- [SHORT EXERCISE]
Please copy every row from the one containing "x-tick-label: Jun-22 xyxy=(209,580,274,604)" down to the one containing "y-left-tick-label: 6,000 xyxy=(43,263,104,287)", both included, without changing anything.

- [RECORDS FOR THIS TASK]
────

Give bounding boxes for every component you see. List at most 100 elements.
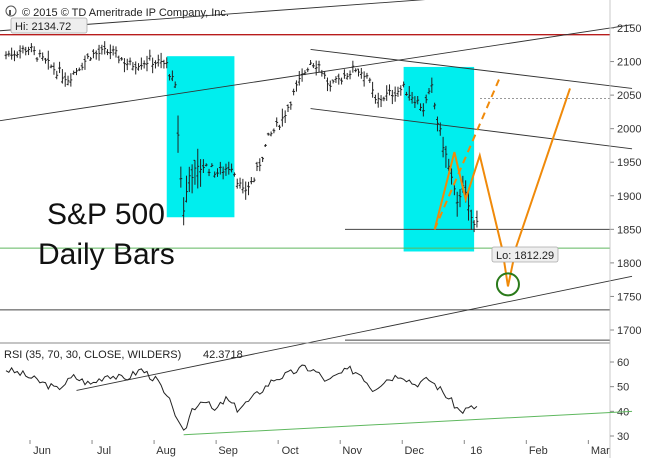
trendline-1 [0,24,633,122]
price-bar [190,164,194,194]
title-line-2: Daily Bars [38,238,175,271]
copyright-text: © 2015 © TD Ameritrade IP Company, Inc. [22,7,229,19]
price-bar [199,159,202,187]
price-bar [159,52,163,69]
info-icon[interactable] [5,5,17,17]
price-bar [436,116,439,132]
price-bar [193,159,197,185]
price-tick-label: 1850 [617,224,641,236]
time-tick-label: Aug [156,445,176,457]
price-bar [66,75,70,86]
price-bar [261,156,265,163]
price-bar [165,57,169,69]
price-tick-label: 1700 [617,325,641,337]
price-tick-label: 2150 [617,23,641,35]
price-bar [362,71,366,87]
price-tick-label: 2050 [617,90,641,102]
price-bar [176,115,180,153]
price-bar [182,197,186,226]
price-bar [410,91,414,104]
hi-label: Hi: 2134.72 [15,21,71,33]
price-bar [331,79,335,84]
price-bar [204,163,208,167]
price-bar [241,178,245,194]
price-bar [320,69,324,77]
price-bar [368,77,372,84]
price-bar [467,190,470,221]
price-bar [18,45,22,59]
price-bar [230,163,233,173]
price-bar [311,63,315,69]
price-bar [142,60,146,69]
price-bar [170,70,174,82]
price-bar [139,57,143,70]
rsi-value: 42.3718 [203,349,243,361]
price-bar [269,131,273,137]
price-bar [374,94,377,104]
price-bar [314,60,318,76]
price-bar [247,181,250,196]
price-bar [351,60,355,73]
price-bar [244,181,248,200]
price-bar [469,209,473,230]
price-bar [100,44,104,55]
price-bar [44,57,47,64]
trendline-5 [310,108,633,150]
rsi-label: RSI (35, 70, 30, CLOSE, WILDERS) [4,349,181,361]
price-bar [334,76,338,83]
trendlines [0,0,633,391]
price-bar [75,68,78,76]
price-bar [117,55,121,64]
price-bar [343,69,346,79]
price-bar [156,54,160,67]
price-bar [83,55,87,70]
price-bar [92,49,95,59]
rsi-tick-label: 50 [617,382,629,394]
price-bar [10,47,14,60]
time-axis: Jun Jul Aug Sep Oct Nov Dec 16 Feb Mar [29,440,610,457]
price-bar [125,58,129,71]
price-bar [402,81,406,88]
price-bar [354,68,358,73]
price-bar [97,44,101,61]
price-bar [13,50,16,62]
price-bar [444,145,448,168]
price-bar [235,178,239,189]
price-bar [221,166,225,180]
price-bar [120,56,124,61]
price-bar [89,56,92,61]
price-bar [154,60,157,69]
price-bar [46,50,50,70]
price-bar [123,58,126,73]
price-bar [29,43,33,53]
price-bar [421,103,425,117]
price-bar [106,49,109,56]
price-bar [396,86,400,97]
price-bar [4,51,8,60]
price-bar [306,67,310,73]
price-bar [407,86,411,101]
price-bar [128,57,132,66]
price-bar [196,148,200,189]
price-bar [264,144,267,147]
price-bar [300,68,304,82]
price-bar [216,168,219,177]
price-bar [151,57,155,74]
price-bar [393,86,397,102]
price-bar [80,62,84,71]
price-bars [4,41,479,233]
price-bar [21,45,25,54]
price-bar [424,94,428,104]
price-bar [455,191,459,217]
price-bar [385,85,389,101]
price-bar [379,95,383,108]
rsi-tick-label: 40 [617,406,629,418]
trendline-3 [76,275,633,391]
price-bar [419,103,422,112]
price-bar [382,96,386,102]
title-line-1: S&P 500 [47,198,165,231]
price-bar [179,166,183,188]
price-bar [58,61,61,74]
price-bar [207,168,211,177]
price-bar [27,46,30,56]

────

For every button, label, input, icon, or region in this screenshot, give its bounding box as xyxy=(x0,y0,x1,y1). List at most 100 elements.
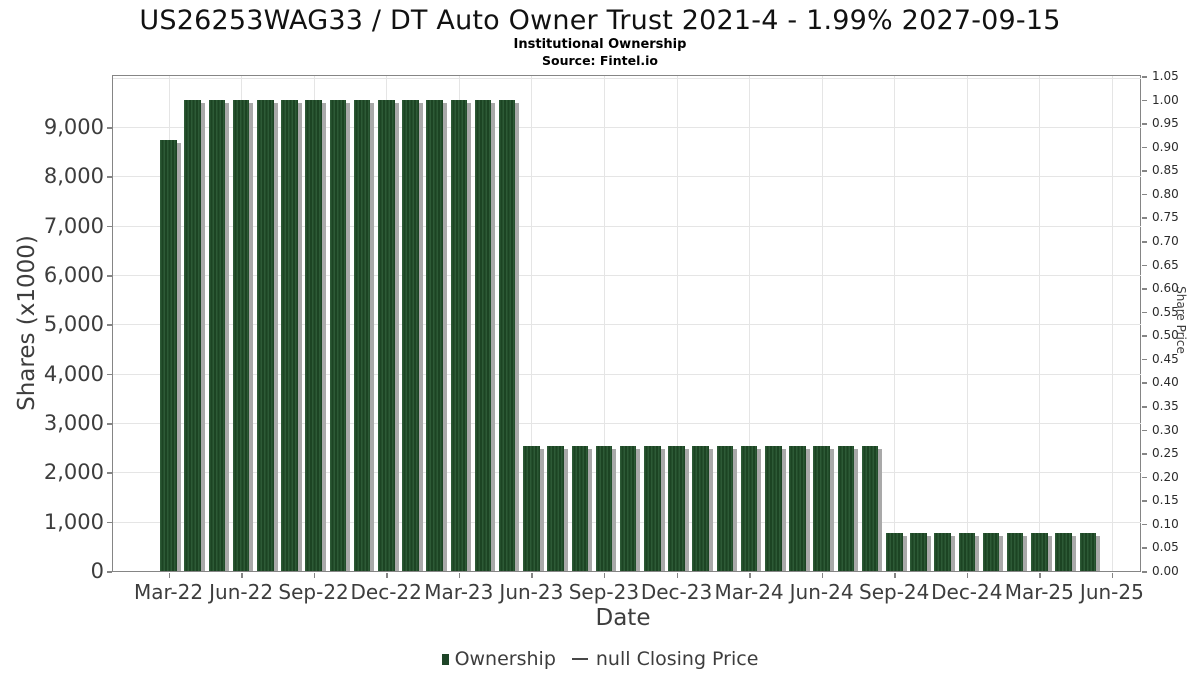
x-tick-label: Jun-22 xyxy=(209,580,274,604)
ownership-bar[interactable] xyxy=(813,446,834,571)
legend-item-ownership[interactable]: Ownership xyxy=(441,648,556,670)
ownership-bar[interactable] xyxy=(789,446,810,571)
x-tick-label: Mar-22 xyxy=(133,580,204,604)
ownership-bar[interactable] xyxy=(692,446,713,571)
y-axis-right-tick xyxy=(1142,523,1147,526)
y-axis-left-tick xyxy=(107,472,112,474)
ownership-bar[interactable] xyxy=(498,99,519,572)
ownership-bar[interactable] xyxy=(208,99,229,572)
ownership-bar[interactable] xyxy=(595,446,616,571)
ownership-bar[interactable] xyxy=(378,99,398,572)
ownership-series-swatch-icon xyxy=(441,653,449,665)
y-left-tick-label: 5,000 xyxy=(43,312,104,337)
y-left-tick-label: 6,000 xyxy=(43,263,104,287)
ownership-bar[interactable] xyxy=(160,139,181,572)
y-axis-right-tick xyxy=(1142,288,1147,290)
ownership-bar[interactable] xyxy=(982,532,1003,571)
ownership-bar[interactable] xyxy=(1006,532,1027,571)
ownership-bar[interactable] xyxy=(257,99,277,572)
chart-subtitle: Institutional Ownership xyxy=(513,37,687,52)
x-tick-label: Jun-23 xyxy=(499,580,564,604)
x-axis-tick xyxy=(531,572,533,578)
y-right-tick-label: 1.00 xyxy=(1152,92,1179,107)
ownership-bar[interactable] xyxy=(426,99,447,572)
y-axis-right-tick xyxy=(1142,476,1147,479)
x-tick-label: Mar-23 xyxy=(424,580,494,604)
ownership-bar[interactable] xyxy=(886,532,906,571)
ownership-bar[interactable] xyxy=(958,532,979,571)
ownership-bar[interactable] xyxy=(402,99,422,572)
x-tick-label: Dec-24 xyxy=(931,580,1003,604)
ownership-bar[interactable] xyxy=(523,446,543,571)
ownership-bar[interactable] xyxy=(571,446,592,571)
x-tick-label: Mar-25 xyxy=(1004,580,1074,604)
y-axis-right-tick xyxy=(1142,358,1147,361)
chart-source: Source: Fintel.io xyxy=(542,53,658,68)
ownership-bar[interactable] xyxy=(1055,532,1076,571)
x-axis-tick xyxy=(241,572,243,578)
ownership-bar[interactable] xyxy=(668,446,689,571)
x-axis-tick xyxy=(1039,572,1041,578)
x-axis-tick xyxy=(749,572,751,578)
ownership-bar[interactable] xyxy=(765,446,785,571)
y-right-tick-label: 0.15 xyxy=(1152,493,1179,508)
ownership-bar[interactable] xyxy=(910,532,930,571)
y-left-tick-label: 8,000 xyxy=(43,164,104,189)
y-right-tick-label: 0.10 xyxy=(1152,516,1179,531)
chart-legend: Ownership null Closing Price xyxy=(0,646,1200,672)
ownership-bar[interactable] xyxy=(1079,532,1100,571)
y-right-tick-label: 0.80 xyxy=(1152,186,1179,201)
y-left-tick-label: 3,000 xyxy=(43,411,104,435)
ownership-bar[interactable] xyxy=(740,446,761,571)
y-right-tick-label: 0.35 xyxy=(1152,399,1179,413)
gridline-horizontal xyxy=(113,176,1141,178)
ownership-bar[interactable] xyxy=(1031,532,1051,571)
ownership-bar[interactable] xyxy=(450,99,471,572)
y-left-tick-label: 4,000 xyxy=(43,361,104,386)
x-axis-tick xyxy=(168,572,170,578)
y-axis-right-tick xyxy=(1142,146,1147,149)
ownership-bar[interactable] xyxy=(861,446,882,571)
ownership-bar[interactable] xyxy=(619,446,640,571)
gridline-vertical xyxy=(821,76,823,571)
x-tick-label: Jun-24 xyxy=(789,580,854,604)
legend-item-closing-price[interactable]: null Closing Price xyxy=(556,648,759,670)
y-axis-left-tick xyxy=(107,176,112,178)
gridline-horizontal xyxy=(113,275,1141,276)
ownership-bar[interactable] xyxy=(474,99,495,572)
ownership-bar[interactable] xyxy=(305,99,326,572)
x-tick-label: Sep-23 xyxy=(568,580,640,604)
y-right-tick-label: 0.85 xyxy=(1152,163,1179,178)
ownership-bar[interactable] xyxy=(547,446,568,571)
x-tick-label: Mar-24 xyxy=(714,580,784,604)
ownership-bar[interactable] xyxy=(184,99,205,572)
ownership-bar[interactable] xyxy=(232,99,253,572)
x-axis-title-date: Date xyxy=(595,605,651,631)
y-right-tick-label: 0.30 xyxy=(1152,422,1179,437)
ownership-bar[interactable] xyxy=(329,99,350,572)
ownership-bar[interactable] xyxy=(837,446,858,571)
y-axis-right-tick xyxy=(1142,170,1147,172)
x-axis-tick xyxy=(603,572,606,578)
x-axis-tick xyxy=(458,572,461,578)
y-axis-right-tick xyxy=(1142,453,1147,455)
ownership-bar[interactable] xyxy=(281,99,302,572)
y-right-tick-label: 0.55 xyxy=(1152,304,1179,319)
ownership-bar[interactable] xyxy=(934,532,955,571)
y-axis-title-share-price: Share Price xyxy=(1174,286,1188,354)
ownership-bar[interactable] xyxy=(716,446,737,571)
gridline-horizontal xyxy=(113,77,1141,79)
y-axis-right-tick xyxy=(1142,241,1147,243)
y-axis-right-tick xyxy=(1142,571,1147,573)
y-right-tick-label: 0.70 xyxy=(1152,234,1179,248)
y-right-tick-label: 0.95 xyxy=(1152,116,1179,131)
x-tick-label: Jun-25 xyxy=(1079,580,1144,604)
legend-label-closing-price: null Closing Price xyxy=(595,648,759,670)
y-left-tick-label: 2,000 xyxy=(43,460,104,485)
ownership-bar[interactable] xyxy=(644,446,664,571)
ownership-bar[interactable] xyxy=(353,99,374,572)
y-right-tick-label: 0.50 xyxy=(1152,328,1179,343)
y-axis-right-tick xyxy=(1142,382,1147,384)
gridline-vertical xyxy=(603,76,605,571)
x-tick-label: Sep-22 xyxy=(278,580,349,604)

────

- [CORRECT ANSWER]
x-tick-label: Jun-22 xyxy=(209,580,274,604)
ownership-bar[interactable] xyxy=(813,446,834,571)
legend-item-ownership[interactable]: Ownership xyxy=(441,648,556,670)
ownership-bar[interactable] xyxy=(789,446,810,571)
x-tick-label: Mar-22 xyxy=(133,580,204,604)
ownership-bar[interactable] xyxy=(692,446,713,571)
y-axis-right-tick xyxy=(1142,523,1147,526)
y-axis-left-tick xyxy=(107,472,112,474)
ownership-bar[interactable] xyxy=(498,99,519,572)
ownership-bar[interactable] xyxy=(208,99,229,572)
ownership-bar[interactable] xyxy=(595,446,616,571)
ownership-bar[interactable] xyxy=(378,99,398,572)
ownership-series-swatch-icon xyxy=(441,653,449,665)
y-left-tick-label: 5,000 xyxy=(43,312,104,337)
y-left-tick-label: 6,000 xyxy=(43,263,104,287)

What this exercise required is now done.